• Task objective
In the records that follow, locate every line with "Megengedett" and extract it.

• Record set
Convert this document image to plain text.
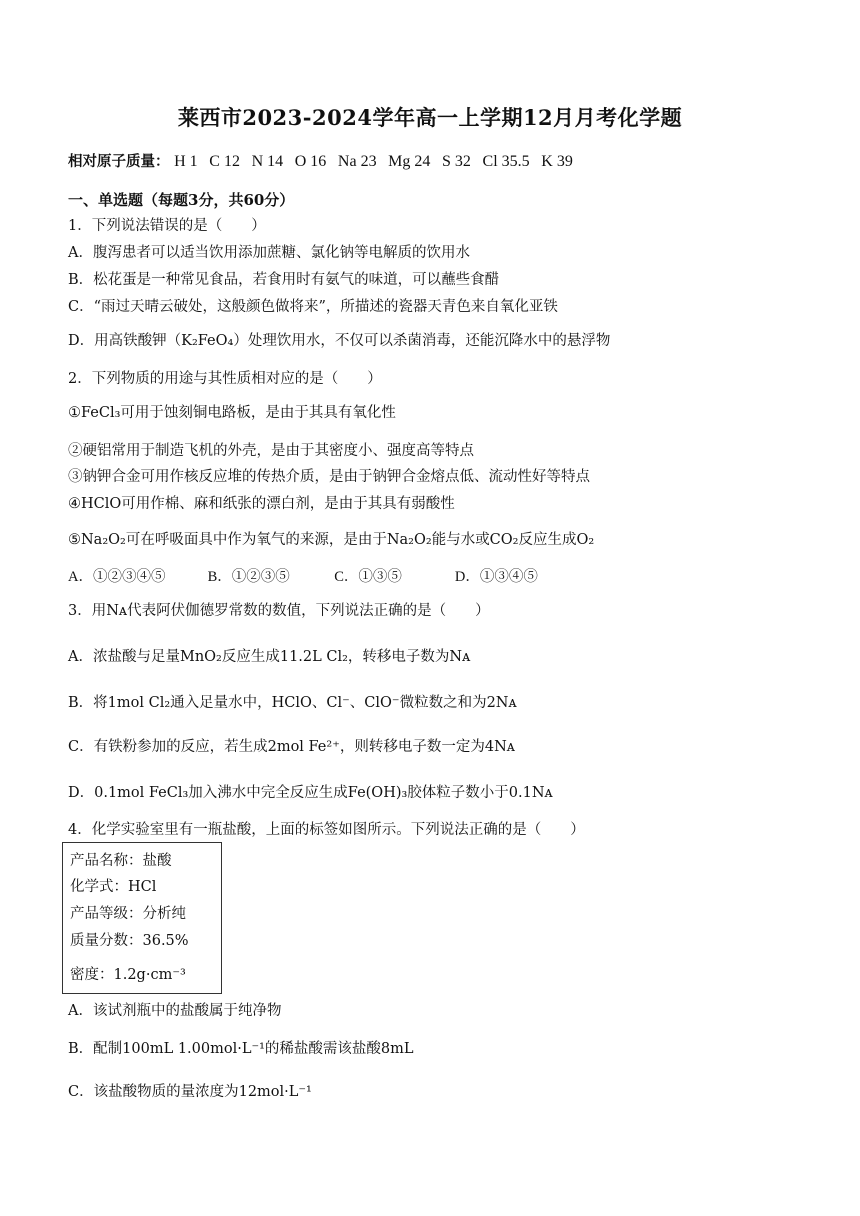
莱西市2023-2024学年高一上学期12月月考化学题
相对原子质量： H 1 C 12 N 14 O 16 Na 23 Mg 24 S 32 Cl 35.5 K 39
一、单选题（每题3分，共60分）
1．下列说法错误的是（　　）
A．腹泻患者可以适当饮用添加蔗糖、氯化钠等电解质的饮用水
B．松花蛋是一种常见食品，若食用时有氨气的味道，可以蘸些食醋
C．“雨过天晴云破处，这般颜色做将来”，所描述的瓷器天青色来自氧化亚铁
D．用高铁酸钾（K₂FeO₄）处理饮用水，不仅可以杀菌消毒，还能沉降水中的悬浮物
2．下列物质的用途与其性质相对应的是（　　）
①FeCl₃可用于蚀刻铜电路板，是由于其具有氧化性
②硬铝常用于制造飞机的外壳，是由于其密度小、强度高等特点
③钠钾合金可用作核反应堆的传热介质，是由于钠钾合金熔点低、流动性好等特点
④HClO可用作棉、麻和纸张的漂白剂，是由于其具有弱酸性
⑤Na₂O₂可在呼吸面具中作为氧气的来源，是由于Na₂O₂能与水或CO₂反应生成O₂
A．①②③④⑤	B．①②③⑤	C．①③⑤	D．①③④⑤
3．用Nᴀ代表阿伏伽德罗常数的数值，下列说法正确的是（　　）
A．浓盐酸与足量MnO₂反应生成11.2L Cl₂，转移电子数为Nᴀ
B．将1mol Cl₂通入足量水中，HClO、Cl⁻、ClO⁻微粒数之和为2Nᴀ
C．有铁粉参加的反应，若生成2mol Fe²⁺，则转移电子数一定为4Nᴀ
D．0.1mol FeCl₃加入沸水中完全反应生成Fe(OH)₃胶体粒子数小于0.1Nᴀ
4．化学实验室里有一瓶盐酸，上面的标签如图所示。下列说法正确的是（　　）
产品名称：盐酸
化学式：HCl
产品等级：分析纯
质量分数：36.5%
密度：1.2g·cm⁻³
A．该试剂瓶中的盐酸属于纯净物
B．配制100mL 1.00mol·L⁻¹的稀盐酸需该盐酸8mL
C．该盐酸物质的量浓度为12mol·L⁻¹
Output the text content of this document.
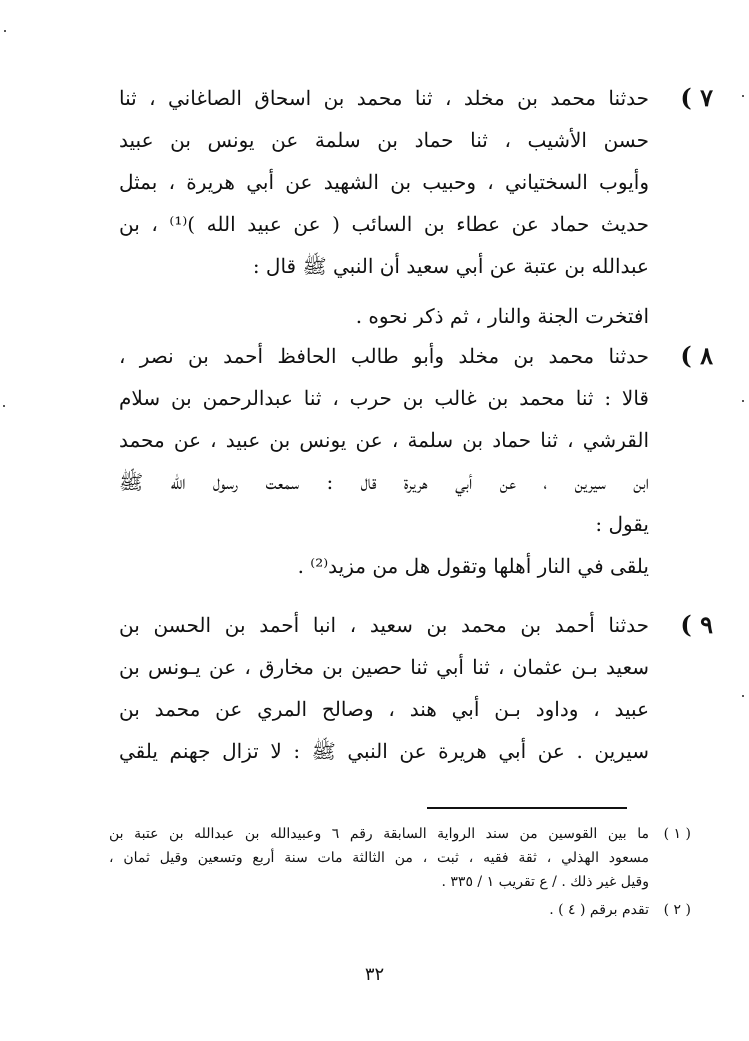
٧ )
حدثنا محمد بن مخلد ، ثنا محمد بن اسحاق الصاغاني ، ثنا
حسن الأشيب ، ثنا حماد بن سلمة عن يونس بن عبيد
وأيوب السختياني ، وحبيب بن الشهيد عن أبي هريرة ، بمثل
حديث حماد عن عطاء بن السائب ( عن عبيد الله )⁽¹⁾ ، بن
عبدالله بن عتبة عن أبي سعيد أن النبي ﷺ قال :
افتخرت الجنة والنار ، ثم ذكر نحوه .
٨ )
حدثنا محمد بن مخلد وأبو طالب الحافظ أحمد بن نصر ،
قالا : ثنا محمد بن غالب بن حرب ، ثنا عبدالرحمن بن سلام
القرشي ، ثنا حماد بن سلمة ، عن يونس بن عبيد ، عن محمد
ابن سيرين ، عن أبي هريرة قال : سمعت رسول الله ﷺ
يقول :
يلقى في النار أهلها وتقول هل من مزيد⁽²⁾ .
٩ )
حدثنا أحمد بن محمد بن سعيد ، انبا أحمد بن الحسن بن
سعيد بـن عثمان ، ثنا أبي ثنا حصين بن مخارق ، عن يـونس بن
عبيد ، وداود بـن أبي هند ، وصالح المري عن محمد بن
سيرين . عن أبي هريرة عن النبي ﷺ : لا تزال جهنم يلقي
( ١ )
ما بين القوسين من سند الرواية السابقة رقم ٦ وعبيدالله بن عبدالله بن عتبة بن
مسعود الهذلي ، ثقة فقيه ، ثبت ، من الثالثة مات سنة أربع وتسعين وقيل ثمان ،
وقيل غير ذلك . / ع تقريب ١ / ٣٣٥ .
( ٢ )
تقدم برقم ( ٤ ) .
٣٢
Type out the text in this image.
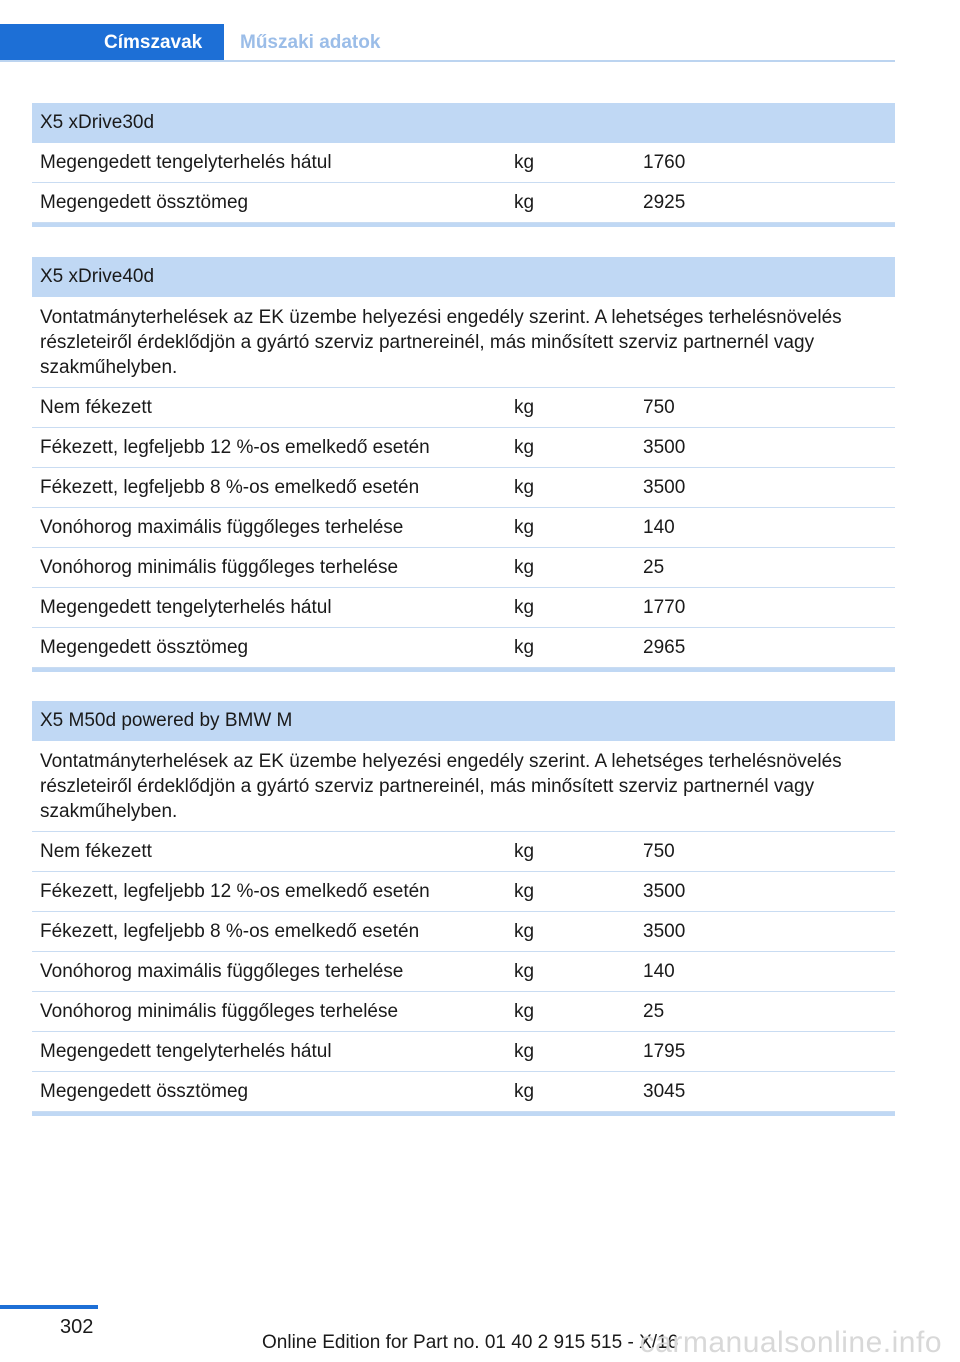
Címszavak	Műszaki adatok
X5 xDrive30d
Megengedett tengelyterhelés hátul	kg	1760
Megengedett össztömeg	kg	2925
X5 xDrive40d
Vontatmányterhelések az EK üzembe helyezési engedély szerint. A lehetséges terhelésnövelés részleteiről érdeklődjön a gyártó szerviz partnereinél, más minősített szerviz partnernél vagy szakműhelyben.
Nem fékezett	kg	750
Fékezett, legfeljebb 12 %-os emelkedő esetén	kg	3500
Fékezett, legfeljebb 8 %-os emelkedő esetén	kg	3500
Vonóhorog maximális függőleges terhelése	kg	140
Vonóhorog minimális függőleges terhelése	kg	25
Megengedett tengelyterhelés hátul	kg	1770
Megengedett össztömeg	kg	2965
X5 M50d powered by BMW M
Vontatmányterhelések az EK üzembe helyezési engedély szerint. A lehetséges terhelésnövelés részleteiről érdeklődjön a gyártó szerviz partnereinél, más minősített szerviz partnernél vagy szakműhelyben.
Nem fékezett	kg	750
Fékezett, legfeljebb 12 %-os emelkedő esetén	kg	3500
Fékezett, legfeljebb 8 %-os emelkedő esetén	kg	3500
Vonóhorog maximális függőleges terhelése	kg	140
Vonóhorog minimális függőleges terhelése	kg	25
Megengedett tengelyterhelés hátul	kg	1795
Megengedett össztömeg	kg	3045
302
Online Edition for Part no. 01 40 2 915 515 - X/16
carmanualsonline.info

• Task solution
Megengedett tengelyterhelés hátul	kg	1760
Megengedett össztömeg	kg	2925
Megengedett tengelyterhelés hátul	kg	1770
Megengedett össztömeg	kg	2965
Megengedett tengelyterhelés hátul	kg	1795
Megengedett össztömeg	kg	3045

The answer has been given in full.